Task prompt -> Copy word for word the stretch of rows from the first line through the line containing "qa-process-cell: [39, 686, 717, 775]", including both of those lines.

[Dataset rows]
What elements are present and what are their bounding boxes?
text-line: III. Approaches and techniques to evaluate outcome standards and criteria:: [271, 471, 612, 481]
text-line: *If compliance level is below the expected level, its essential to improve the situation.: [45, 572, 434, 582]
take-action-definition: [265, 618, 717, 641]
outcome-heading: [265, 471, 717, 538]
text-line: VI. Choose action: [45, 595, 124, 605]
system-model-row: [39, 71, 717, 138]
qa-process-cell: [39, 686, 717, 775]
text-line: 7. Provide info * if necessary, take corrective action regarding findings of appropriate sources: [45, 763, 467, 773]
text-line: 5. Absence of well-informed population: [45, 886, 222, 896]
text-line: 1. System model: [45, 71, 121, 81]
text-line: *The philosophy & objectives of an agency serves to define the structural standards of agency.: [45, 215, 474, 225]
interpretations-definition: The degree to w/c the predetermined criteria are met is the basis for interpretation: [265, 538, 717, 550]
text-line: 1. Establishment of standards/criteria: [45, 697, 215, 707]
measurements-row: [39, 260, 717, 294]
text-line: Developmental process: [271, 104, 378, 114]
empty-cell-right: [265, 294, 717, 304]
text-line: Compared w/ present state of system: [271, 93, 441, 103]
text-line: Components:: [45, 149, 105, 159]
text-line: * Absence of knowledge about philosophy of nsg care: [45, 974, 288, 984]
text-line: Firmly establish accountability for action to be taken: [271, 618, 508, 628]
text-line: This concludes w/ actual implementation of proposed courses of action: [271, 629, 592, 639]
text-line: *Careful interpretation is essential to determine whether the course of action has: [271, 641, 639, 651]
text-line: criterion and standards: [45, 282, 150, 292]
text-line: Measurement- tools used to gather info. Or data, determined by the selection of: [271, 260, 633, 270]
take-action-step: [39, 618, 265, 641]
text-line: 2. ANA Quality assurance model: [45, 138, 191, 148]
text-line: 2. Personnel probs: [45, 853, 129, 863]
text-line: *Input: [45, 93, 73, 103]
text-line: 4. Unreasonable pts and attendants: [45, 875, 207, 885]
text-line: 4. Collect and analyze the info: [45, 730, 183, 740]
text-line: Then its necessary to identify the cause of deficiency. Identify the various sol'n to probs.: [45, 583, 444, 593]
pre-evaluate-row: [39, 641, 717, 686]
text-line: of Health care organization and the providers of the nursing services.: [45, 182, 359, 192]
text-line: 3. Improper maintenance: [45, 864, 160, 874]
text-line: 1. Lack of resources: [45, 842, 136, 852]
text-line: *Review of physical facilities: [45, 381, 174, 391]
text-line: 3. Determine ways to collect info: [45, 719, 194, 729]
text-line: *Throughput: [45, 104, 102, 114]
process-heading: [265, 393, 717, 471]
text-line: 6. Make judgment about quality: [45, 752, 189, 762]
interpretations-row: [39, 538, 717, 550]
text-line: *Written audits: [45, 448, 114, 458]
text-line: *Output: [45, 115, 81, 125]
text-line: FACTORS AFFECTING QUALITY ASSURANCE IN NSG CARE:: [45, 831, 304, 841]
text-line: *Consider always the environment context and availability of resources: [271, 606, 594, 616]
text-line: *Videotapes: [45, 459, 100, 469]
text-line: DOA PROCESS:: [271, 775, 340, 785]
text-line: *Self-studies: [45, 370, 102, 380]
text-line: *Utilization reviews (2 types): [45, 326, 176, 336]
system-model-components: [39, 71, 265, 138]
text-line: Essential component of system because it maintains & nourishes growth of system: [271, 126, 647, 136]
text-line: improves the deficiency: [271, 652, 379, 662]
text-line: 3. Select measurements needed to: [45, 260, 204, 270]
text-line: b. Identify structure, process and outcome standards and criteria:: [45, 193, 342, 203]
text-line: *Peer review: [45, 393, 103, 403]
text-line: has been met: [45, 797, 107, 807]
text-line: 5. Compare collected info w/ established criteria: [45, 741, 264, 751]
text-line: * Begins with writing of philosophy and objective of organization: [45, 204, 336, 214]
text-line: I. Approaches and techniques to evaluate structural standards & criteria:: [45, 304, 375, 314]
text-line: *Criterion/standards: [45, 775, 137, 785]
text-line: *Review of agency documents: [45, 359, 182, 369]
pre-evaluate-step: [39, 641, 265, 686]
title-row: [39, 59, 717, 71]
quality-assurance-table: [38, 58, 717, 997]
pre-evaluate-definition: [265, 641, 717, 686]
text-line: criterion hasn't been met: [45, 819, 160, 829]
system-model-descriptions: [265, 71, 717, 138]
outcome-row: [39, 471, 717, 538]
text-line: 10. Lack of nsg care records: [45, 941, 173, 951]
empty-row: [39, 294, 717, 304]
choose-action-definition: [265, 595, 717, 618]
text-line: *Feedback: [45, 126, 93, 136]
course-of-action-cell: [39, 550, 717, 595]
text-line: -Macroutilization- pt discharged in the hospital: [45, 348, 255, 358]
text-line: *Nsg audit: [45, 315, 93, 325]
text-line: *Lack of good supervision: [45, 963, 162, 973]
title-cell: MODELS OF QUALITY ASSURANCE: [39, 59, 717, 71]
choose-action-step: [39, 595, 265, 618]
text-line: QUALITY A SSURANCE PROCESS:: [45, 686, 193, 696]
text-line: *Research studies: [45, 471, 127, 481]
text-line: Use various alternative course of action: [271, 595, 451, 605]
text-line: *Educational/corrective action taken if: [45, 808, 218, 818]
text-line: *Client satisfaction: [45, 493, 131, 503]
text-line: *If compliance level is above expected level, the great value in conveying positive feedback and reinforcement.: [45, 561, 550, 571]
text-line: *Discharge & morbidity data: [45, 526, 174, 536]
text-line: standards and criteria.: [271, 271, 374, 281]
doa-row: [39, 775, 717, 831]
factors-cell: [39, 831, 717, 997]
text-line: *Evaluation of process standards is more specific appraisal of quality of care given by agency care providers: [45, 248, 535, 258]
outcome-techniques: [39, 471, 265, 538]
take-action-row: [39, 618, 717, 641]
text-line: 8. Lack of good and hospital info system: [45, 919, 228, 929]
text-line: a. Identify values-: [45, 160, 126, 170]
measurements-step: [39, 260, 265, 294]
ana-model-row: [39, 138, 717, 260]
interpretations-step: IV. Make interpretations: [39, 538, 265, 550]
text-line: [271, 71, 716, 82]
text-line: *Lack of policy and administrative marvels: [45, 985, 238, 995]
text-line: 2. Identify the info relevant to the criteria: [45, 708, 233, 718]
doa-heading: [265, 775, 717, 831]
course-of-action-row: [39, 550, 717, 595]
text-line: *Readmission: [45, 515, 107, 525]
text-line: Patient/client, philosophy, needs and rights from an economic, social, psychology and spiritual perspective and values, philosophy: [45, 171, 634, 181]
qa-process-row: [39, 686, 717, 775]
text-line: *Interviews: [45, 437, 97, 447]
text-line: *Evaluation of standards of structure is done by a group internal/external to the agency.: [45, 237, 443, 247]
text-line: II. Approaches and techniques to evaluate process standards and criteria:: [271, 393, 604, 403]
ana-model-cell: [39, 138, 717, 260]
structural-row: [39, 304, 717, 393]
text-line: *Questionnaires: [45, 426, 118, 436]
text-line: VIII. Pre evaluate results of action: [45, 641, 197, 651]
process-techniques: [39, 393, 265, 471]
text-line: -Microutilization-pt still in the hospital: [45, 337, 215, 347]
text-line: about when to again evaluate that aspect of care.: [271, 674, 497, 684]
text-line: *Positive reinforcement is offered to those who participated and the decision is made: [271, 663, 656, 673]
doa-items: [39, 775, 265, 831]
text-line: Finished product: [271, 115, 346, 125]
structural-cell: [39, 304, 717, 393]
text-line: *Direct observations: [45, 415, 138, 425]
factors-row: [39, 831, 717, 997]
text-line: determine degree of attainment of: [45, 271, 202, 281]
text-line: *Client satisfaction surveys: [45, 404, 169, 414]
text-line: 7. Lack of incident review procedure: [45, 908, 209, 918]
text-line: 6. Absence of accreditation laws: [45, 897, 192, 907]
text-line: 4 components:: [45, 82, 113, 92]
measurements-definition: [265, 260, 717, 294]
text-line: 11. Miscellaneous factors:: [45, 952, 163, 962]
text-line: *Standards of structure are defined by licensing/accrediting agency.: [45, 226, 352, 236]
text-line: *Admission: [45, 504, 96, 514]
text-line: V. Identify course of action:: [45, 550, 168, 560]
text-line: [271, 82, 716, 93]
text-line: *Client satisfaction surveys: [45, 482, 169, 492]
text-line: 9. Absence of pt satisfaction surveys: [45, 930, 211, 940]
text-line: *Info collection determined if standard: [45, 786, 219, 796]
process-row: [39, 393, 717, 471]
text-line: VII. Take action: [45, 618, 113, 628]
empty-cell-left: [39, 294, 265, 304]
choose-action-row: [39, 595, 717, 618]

Answer to the task ->
What elements are present and what are their bounding boxes?
text-line: III. Approaches and techniques to evaluate outcome standards and criteria:: [271, 471, 612, 481]
text-line: *If compliance level is below the expected level, its essential to improve the situation.: [45, 572, 434, 582]
take-action-definition: [265, 618, 717, 641]
outcome-heading: [265, 471, 717, 538]
text-line: VI. Choose action: [45, 595, 124, 605]
system-model-row: [39, 71, 717, 138]
qa-process-cell: [39, 686, 717, 775]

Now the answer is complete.